--- Start of RECORDS TO PROCESS ---

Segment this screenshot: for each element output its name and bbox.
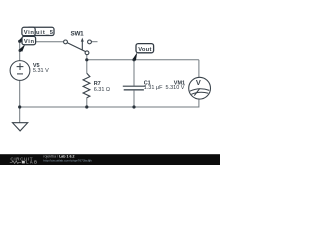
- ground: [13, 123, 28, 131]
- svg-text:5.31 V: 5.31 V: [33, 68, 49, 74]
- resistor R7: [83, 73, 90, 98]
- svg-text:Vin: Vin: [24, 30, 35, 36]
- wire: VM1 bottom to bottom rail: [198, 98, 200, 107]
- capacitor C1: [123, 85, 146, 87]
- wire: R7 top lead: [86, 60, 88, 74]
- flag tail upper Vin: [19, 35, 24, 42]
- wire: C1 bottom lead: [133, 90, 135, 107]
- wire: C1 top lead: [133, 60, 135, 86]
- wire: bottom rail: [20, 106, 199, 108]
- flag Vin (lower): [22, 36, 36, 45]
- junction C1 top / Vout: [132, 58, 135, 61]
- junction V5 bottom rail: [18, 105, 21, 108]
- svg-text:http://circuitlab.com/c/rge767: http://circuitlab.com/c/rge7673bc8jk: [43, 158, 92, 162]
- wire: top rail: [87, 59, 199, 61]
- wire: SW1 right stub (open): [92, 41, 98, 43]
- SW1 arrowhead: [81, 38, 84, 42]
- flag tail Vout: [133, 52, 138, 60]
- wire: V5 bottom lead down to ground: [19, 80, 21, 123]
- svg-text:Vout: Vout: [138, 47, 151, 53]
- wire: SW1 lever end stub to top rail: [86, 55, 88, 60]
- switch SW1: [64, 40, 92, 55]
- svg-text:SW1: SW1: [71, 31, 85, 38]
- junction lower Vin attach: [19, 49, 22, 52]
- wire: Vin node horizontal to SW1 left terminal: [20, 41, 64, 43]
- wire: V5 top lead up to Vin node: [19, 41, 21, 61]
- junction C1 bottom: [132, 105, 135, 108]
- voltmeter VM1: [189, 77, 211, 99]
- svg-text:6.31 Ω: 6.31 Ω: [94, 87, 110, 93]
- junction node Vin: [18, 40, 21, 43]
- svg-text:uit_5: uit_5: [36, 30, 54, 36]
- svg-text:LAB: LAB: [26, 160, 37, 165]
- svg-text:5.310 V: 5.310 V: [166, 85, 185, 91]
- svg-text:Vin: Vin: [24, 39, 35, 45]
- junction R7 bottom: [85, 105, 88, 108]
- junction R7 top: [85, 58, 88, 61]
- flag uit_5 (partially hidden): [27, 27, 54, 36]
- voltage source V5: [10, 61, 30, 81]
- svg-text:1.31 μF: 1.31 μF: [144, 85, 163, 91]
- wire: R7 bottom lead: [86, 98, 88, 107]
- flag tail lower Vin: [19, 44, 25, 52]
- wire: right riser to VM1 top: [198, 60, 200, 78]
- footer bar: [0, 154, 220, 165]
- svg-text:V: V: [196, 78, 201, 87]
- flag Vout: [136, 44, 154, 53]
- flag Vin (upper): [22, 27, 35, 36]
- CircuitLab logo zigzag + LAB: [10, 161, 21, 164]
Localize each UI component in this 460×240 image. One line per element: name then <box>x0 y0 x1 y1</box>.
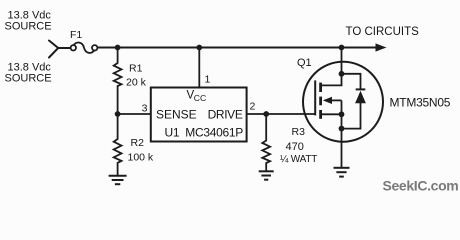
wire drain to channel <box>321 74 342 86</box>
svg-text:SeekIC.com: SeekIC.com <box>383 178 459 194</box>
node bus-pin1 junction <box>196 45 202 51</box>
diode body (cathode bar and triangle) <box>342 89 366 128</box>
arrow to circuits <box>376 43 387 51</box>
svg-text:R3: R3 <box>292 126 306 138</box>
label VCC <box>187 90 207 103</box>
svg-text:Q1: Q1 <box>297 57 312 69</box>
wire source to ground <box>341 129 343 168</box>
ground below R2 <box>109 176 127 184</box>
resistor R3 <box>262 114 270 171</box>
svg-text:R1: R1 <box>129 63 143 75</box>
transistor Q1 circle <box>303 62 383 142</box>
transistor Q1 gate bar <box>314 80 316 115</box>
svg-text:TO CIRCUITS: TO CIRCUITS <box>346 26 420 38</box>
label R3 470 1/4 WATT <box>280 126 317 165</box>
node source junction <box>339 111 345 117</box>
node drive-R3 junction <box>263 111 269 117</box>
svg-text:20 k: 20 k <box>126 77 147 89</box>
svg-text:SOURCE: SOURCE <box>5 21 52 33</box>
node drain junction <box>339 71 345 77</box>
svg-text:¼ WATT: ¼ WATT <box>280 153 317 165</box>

--- End of RECORDS TO PROCESS ---

* [WRITTEN EXERCISE]:
Can you reproduce every line of the data above word for word, leaving out the pictures?

* [SOLUTION TO THIS EXERCISE]:
Segment this screenshot: for each element output its name and bbox.
- ground: [13, 123, 28, 131]
- svg-text:5.31 V: 5.31 V: [33, 68, 49, 74]
- resistor R7: [83, 73, 90, 98]
- svg-text:Vin: Vin: [24, 30, 35, 36]
- wire: VM1 bottom to bottom rail: [198, 98, 200, 107]
- capacitor C1: [123, 85, 146, 87]
- wire: R7 top lead: [86, 60, 88, 74]
- flag tail upper Vin: [19, 35, 24, 42]
- wire: C1 bottom lead: [133, 90, 135, 107]
- wire: C1 top lead: [133, 60, 135, 86]
- wire: bottom rail: [20, 106, 199, 108]
- flag Vin (lower): [22, 36, 36, 45]
- junction C1 top / Vout: [132, 58, 135, 61]
- junction V5 bottom rail: [18, 105, 21, 108]
- svg-text:http://circuitlab.com/c/rge767: http://circuitlab.com/c/rge7673bc8jk: [43, 158, 92, 162]
- wire: top rail: [87, 59, 199, 61]
- wire: SW1 right stub (open): [92, 41, 98, 43]
- SW1 arrowhead: [81, 38, 84, 42]
- flag tail Vout: [133, 52, 138, 60]
- wire: V5 bottom lead down to ground: [19, 80, 21, 123]
- svg-text:Vout: Vout: [138, 47, 151, 53]
- wire: SW1 lever end stub to top rail: [86, 55, 88, 60]
- switch SW1: [64, 40, 92, 55]
- svg-text:SW1: SW1: [71, 31, 85, 38]
- junction lower Vin attach: [19, 49, 22, 52]
- wire: Vin node horizontal to SW1 left terminal: [20, 41, 64, 43]
- wire: V5 top lead up to Vin node: [19, 41, 21, 61]
- junction C1 bottom: [132, 105, 135, 108]
- voltmeter VM1: [189, 77, 211, 99]
- svg-text:6.31 Ω: 6.31 Ω: [94, 87, 110, 93]
- junction node Vin: [18, 40, 21, 43]
- svg-text:uit_5: uit_5: [36, 30, 54, 36]
- svg-text:LAB: LAB: [26, 160, 37, 165]
- svg-text:5.310 V: 5.310 V: [166, 85, 185, 91]
- svg-text:Vin: Vin: [24, 39, 35, 45]
- junction R7 bottom: [85, 105, 88, 108]
- junction R7 top: [85, 58, 88, 61]
- flag uit_5 (partially hidden): [27, 27, 54, 36]
- voltage source V5: [10, 61, 30, 81]
- svg-text:1.31 μF: 1.31 μF: [144, 85, 163, 91]
- wire: R7 bottom lead: [86, 98, 88, 107]
- flag tail lower Vin: [19, 44, 25, 52]
- wire: right riser to VM1 top: [198, 60, 200, 78]
- footer bar: [0, 154, 220, 165]
- svg-text:V: V: [196, 78, 201, 87]
- flag Vout: [136, 44, 154, 53]
- flag Vin (upper): [22, 27, 35, 36]
- CircuitLab logo zigzag + LAB: [10, 161, 21, 164]
Localize each UI component in this 460×240 image. One line per element: name then <box>x0 y0 x1 y1</box>.
wire drain to channel <box>321 74 342 86</box>
svg-text:SeekIC.com: SeekIC.com <box>383 178 459 194</box>
node bus-pin1 junction <box>196 45 202 51</box>
diode body (cathode bar and triangle) <box>342 89 366 128</box>
arrow to circuits <box>376 43 387 51</box>
svg-text:R3: R3 <box>292 126 306 138</box>
label VCC <box>187 90 207 103</box>
svg-text:Q1: Q1 <box>297 57 312 69</box>
wire source to ground <box>341 129 343 168</box>
ground below R2 <box>109 176 127 184</box>
resistor R3 <box>262 114 270 171</box>
svg-text:R1: R1 <box>129 63 143 75</box>
transistor Q1 circle <box>303 62 383 142</box>
transistor Q1 gate bar <box>314 80 316 115</box>
svg-text:TO CIRCUITS: TO CIRCUITS <box>346 26 420 38</box>
label R3 470 1/4 WATT <box>280 126 317 165</box>
node source junction <box>339 111 345 117</box>
node drive-R3 junction <box>263 111 269 117</box>
svg-text:20 k: 20 k <box>126 77 147 89</box>
svg-text:SOURCE: SOURCE <box>5 21 52 33</box>
node drain junction <box>339 71 345 77</box>
svg-text:¼ WATT: ¼ WATT <box>280 153 317 165</box>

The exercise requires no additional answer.